(Dataset entries on figures)
** start **
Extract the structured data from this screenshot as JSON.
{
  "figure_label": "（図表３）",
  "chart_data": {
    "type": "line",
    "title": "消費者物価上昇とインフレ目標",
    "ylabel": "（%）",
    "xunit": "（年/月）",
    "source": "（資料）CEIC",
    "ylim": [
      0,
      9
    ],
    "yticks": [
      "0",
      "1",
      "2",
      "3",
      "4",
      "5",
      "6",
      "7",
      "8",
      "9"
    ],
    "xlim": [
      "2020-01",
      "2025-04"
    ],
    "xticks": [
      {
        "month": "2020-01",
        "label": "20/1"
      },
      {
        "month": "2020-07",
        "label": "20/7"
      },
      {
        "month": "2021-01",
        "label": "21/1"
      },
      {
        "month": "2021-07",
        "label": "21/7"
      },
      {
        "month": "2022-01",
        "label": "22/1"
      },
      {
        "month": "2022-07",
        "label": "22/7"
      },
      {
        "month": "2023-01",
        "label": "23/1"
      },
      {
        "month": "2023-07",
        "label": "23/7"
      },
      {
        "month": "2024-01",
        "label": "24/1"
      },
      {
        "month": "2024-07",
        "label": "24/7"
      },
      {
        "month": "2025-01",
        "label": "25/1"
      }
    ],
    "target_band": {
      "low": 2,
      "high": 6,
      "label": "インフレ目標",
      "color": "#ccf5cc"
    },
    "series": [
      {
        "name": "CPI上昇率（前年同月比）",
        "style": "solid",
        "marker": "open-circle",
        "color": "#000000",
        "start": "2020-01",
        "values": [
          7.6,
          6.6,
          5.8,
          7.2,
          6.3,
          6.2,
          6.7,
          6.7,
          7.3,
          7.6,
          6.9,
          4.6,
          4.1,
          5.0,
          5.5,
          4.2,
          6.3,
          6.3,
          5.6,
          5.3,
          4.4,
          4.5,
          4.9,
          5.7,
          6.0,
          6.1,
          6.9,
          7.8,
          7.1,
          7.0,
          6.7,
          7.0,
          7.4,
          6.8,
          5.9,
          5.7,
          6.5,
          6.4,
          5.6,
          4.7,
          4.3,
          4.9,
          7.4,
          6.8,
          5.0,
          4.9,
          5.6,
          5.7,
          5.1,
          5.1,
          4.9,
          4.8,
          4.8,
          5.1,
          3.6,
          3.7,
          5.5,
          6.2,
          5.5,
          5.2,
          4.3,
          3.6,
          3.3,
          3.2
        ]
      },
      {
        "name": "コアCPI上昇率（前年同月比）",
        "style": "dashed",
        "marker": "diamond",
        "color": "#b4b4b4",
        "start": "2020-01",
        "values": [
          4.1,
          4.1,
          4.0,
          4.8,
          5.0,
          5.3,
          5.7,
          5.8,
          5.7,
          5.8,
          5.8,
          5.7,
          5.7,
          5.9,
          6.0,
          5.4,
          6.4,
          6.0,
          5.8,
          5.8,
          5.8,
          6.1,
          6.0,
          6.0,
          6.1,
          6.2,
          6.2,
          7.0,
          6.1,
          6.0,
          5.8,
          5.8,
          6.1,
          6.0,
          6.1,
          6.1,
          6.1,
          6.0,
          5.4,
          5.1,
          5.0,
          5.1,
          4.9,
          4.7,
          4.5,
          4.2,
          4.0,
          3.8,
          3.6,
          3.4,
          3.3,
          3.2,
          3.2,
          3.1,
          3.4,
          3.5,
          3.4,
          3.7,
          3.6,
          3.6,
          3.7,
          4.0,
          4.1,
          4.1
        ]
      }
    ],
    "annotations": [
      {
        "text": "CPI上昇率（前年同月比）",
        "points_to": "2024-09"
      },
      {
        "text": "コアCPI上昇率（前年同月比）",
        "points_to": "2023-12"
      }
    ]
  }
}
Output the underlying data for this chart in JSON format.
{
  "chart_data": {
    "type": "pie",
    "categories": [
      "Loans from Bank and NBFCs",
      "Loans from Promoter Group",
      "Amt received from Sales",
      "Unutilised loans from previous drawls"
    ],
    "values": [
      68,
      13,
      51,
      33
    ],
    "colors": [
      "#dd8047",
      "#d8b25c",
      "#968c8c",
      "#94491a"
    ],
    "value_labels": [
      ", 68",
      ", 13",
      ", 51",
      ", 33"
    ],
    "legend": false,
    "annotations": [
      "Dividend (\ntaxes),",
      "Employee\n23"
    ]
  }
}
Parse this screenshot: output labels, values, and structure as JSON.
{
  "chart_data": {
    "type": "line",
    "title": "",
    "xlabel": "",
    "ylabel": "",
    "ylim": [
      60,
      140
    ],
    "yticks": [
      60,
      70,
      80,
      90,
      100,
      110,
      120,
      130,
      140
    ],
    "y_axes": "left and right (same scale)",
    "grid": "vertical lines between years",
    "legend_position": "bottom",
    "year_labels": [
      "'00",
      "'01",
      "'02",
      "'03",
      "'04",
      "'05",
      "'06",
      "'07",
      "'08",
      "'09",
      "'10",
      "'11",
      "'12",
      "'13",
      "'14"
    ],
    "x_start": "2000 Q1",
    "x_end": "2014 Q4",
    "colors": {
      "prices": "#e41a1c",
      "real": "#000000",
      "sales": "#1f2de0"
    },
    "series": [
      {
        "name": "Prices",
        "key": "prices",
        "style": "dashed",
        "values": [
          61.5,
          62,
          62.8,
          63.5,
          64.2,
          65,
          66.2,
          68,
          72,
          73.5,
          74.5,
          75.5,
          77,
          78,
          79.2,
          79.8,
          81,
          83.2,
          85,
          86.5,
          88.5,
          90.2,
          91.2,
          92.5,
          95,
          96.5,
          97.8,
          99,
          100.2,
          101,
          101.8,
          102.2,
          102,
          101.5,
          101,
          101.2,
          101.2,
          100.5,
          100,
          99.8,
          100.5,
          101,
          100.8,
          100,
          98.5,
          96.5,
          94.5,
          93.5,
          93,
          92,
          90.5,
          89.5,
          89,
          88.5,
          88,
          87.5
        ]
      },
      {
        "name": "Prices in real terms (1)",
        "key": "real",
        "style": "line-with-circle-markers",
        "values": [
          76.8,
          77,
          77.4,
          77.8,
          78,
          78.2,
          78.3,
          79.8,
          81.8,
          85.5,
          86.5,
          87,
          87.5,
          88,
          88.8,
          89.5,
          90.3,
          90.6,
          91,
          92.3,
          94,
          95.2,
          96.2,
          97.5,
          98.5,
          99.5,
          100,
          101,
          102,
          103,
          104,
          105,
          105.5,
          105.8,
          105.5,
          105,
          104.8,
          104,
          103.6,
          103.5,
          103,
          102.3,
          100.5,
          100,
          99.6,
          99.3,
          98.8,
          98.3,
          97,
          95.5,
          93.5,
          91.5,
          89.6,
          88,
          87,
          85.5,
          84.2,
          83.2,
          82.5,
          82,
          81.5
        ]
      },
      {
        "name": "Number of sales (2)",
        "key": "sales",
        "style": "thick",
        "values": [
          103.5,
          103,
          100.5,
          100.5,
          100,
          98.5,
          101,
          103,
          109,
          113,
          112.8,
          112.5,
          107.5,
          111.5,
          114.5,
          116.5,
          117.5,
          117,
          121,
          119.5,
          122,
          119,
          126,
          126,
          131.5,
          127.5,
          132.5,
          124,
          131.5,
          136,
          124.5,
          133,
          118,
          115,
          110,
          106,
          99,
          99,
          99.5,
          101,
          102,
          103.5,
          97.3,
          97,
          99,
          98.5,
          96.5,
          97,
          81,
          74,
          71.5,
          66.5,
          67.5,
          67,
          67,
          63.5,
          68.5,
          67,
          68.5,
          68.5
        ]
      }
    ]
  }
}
** end **
Do this →
Write out the data again, exactly and in full.

The reply →
Extract the structured data from this screenshot as JSON.
{
  "figure_label": "（図表３）",
  "chart_data": {
    "type": "line",
    "title": "消費者物価上昇とインフレ目標",
    "ylabel": "（%）",
    "xunit": "（年/月）",
    "source": "（資料）CEIC",
    "ylim": [
      0,
      9
    ],
    "yticks": [
      "0",
      "1",
      "2",
      "3",
      "4",
      "5",
      "6",
      "7",
      "8",
      "9"
    ],
    "xlim": [
      "2020-01",
      "2025-04"
    ],
    "xticks": [
      {
        "month": "2020-01",
        "label": "20/1"
      },
      {
        "month": "2020-07",
        "label": "20/7"
      },
      {
        "month": "2021-01",
        "label": "21/1"
      },
      {
        "month": "2021-07",
        "label": "21/7"
      },
      {
        "month": "2022-01",
        "label": "22/1"
      },
      {
        "month": "2022-07",
        "label": "22/7"
      },
      {
        "month": "2023-01",
        "label": "23/1"
      },
      {
        "month": "2023-07",
        "label": "23/7"
      },
      {
        "month": "2024-01",
        "label": "24/1"
      },
      {
        "month": "2024-07",
        "label": "24/7"
      },
      {
        "month": "2025-01",
        "label": "25/1"
      }
    ],
    "target_band": {
      "low": 2,
      "high": 6,
      "label": "インフレ目標",
      "color": "#ccf5cc"
    },
    "series": [
      {
        "name": "CPI上昇率（前年同月比）",
        "style": "solid",
        "marker": "open-circle",
        "color": "#000000",
        "start": "2020-01",
        "values": [
          7.6,
          6.6,
          5.8,
          7.2,
          6.3,
          6.2,
          6.7,
          6.7,
          7.3,
          7.6,
          6.9,
          4.6,
          4.1,
          5.0,
          5.5,
          4.2,
          6.3,
          6.3,
          5.6,
          5.3,
          4.4,
          4.5,
          4.9,
          5.7,
          6.0,
          6.1,
          6.9,
          7.8,
          7.1,
          7.0,
          6.7,
          7.0,
          7.4,
          6.8,
          5.9,
          5.7,
          6.5,
          6.4,
          5.6,
          4.7,
          4.3,
          4.9,
          7.4,
          6.8,
          5.0,
          4.9,
          5.6,
          5.7,
          5.1,
          5.1,
          4.9,
          4.8,
          4.8,
          5.1,
          3.6,
          3.7,
          5.5,
          6.2,
          5.5,
          5.2,
          4.3,
          3.6,
          3.3,
          3.2
        ]
      },
      {
        "name": "コアCPI上昇率（前年同月比）",
        "style": "dashed",
        "marker": "diamond",
        "color": "#b4b4b4",
        "start": "2020-01",
        "values": [
          4.1,
          4.1,
          4.0,
          4.8,
          5.0,
          5.3,
          5.7,
          5.8,
          5.7,
          5.8,
          5.8,
          5.7,
          5.7,
          5.9,
          6.0,
          5.4,
          6.4,
          6.0,
          5.8,
          5.8,
          5.8,
          6.1,
          6.0,
          6.0,
          6.1,
          6.2,
          6.2,
          7.0,
          6.1,
          6.0,
          5.8,
          5.8,
          6.1,
          6.0,
          6.1,
          6.1,
          6.1,
          6.0,
          5.4,
          5.1,
          5.0,
          5.1,
          4.9,
          4.7,
          4.5,
          4.2,
          4.0,
          3.8,
          3.6,
          3.4,
          3.3,
          3.2,
          3.2,
          3.1,
          3.4,
          3.5,
          3.4,
          3.7,
          3.6,
          3.6,
          3.7,
          4.0,
          4.1,
          4.1
        ]
      }
    ],
    "annotations": [
      {
        "text": "CPI上昇率（前年同月比）",
        "points_to": "2024-09"
      },
      {
        "text": "コアCPI上昇率（前年同月比）",
        "points_to": "2023-12"
      }
    ]
  }
}
Output the underlying data for this chart in JSON format.
{
  "chart_data": {
    "type": "pie",
    "categories": [
      "Loans from Bank and NBFCs",
      "Loans from Promoter Group",
      "Amt received from Sales",
      "Unutilised loans from previous drawls"
    ],
    "values": [
      68,
      13,
      51,
      33
    ],
    "colors": [
      "#dd8047",
      "#d8b25c",
      "#968c8c",
      "#94491a"
    ],
    "value_labels": [
      ", 68",
      ", 13",
      ", 51",
      ", 33"
    ],
    "legend": false,
    "annotations": [
      "Dividend (\ntaxes),",
      "Employee\n23"
    ]
  }
}
Parse this screenshot: output labels, values, and structure as JSON.
{
  "chart_data": {
    "type": "line",
    "title": "",
    "xlabel": "",
    "ylabel": "",
    "ylim": [
      60,
      140
    ],
    "yticks": [
      60,
      70,
      80,
      90,
      100,
      110,
      120,
      130,
      140
    ],
    "y_axes": "left and right (same scale)",
    "grid": "vertical lines between years",
    "legend_position": "bottom",
    "year_labels": [
      "'00",
      "'01",
      "'02",
      "'03",
      "'04",
      "'05",
      "'06",
      "'07",
      "'08",
      "'09",
      "'10",
      "'11",
      "'12",
      "'13",
      "'14"
    ],
    "x_start": "2000 Q1",
    "x_end": "2014 Q4",
    "colors": {
      "prices": "#e41a1c",
      "real": "#000000",
      "sales": "#1f2de0"
    },
    "series": [
      {
        "name": "Prices",
        "key": "prices",
        "style": "dashed",
        "values": [
          61.5,
          62,
          62.8,
          63.5,
          64.2,
          65,
          66.2,
          68,
          72,
          73.5,
          74.5,
          75.5,
          77,
          78,
          79.2,
          79.8,
          81,
          83.2,
          85,
          86.5,
          88.5,
          90.2,
          91.2,
          92.5,
          95,
          96.5,
          97.8,
          99,
          100.2,
          101,
          101.8,
          102.2,
          102,
          101.5,
          101,
          101.2,
          101.2,
          100.5,
          100,
          99.8,
          100.5,
          101,
          100.8,
          100,
          98.5,
          96.5,
          94.5,
          93.5,
          93,
          92,
          90.5,
          89.5,
          89,
          88.5,
          88,
          87.5
        ]
      },
      {
        "name": "Prices in real terms (1)",
        "key": "real",
        "style": "line-with-circle-markers",
        "values": [
          76.8,
          77,
          77.4,
          77.8,
          78,
          78.2,
          78.3,
          79.8,
          81.8,
          85.5,
          86.5,
          87,
          87.5,
          88,
          88.8,
          89.5,
          90.3,
          90.6,
          91,
          92.3,
          94,
          95.2,
          96.2,
          97.5,
          98.5,
          99.5,
          100,
          101,
          102,
          103,
          104,
          105,
          105.5,
          105.8,
          105.5,
          105,
          104.8,
          104,
          103.6,
          103.5,
          103,
          102.3,
          100.5,
          100,
          99.6,
          99.3,
          98.8,
          98.3,
          97,
          95.5,
          93.5,
          91.5,
          89.6,
          88,
          87,
          85.5,
          84.2,
          83.2,
          82.5,
          82,
          81.5
        ]
      },
      {
        "name": "Number of sales (2)",
        "key": "sales",
        "style": "thick",
        "values": [
          103.5,
          103,
          100.5,
          100.5,
          100,
          98.5,
          101,
          103,
          109,
          113,
          112.8,
          112.5,
          107.5,
          111.5,
          114.5,
          116.5,
          117.5,
          117,
          121,
          119.5,
          122,
          119,
          126,
          126,
          131.5,
          127.5,
          132.5,
          124,
          131.5,
          136,
          124.5,
          133,
          118,
          115,
          110,
          106,
          99,
          99,
          99.5,
          101,
          102,
          103.5,
          97.3,
          97,
          99,
          98.5,
          96.5,
          97,
          81,
          74,
          71.5,
          66.5,
          67.5,
          67,
          67,
          63.5,
          68.5,
          67,
          68.5,
          68.5
        ]
      }
    ]
  }
}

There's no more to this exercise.